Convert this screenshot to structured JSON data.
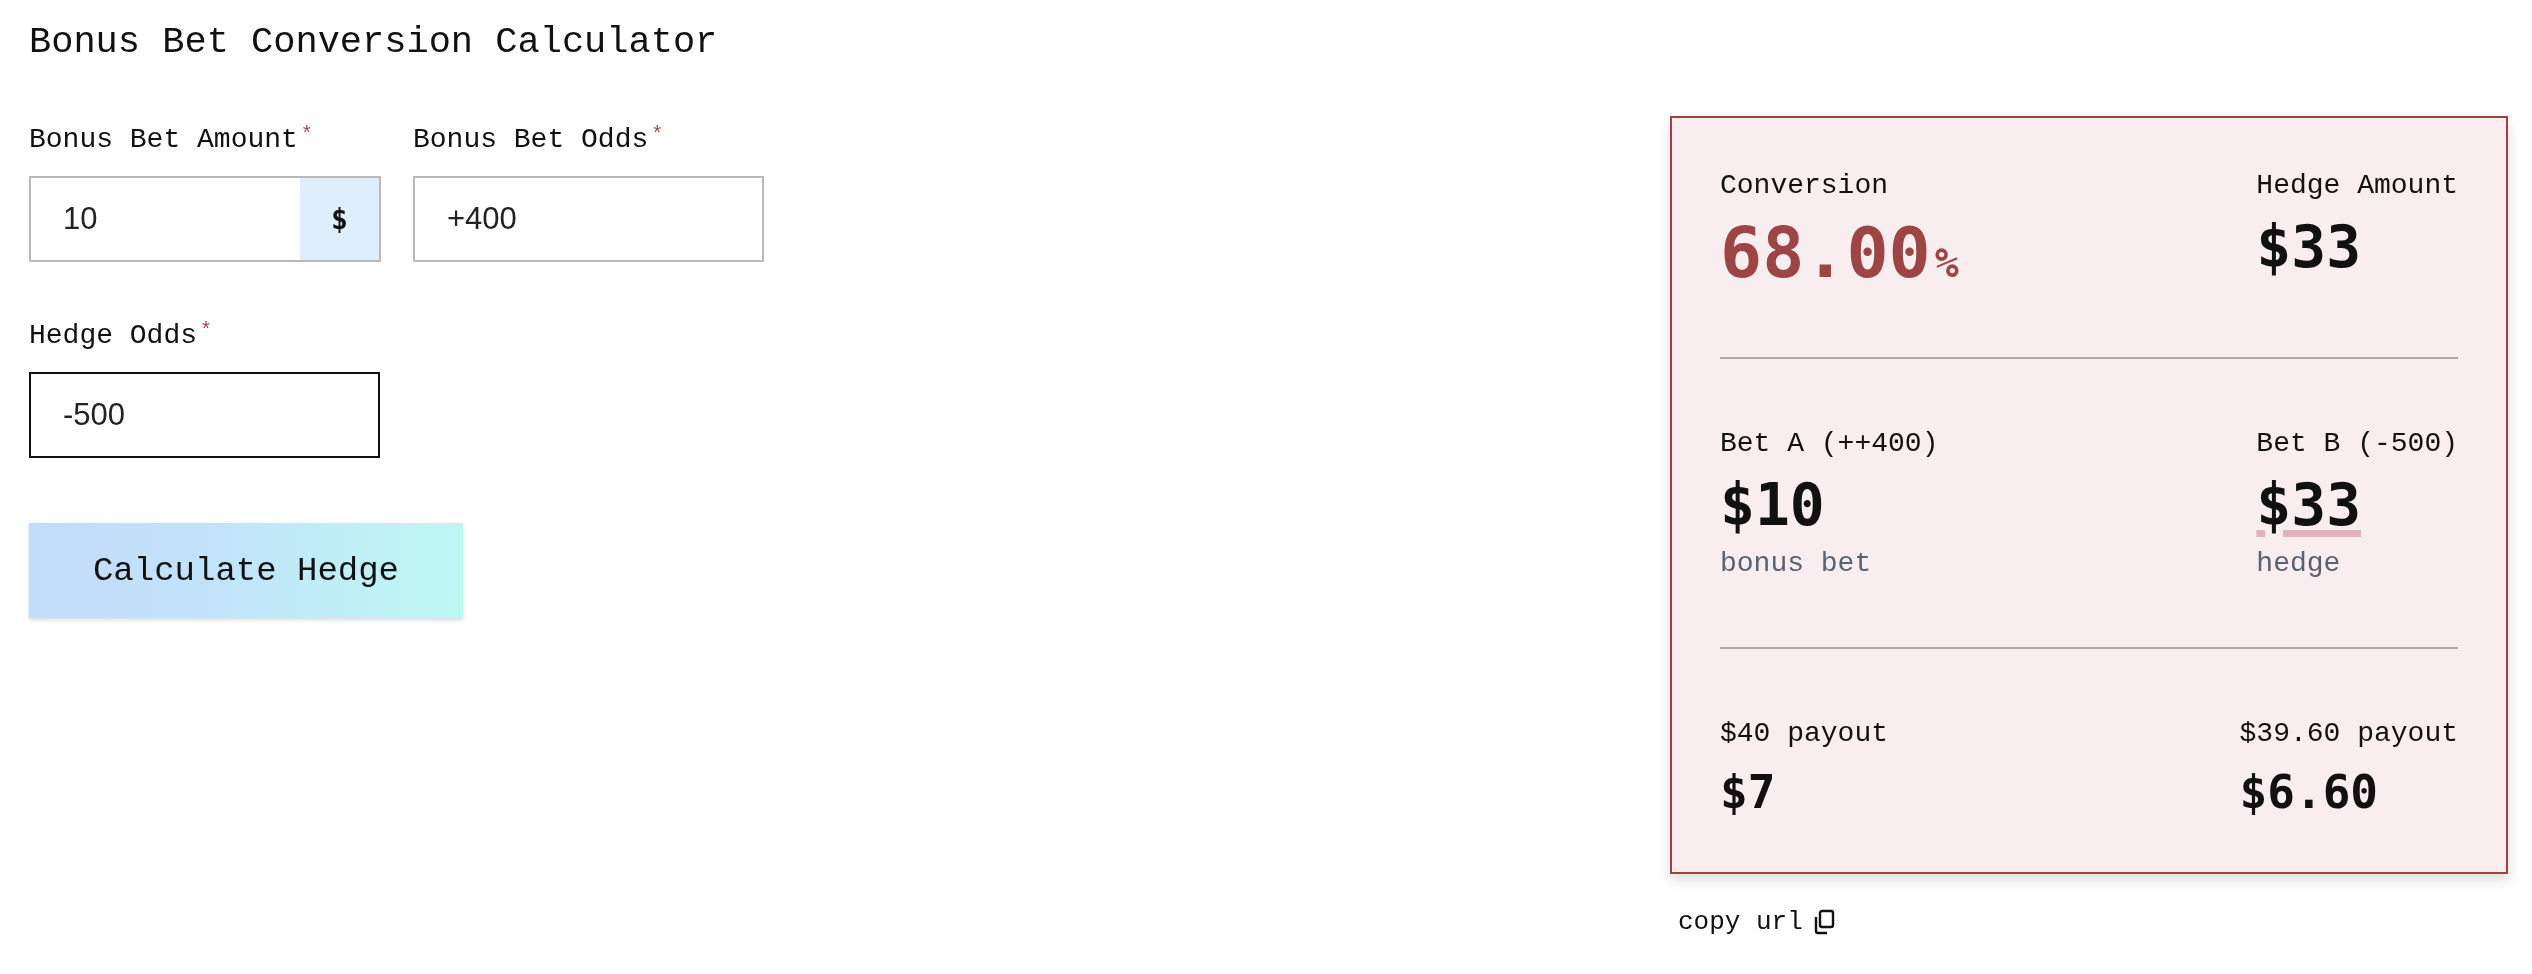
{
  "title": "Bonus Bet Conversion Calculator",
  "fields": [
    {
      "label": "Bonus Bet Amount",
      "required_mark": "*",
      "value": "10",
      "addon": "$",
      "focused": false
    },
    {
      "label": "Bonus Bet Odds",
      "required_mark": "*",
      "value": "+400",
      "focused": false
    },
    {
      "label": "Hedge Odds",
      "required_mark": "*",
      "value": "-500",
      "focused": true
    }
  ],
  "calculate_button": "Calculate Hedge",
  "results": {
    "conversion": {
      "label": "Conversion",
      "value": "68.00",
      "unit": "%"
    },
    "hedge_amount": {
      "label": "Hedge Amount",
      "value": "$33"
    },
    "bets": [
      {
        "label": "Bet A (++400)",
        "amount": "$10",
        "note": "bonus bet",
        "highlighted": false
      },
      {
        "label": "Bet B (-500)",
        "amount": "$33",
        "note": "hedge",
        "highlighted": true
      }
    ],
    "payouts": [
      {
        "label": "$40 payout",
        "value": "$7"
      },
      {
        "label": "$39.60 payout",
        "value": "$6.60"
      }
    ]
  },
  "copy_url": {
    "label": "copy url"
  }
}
§ §
REQUIREMENT:
Print every record above exactly as written, leaving out the pictures.

REPLY:
Convert this screenshot to structured JSON data.
{
  "title": "Bonus Bet Conversion Calculator",
  "fields": [
    {
      "label": "Bonus Bet Amount",
      "required_mark": "*",
      "value": "10",
      "addon": "$",
      "focused": false
    },
    {
      "label": "Bonus Bet Odds",
      "required_mark": "*",
      "value": "+400",
      "focused": false
    },
    {
      "label": "Hedge Odds",
      "required_mark": "*",
      "value": "-500",
      "focused": true
    }
  ],
  "calculate_button": "Calculate Hedge",
  "results": {
    "conversion": {
      "label": "Conversion",
      "value": "68.00",
      "unit": "%"
    },
    "hedge_amount": {
      "label": "Hedge Amount",
      "value": "$33"
    },
    "bets": [
      {
        "label": "Bet A (++400)",
        "amount": "$10",
        "note": "bonus bet",
        "highlighted": false
      },
      {
        "label": "Bet B (-500)",
        "amount": "$33",
        "note": "hedge",
        "highlighted": true
      }
    ],
    "payouts": [
      {
        "label": "$40 payout",
        "value": "$7"
      },
      {
        "label": "$39.60 payout",
        "value": "$6.60"
      }
    ]
  },
  "copy_url": {
    "label": "copy url"
  }
}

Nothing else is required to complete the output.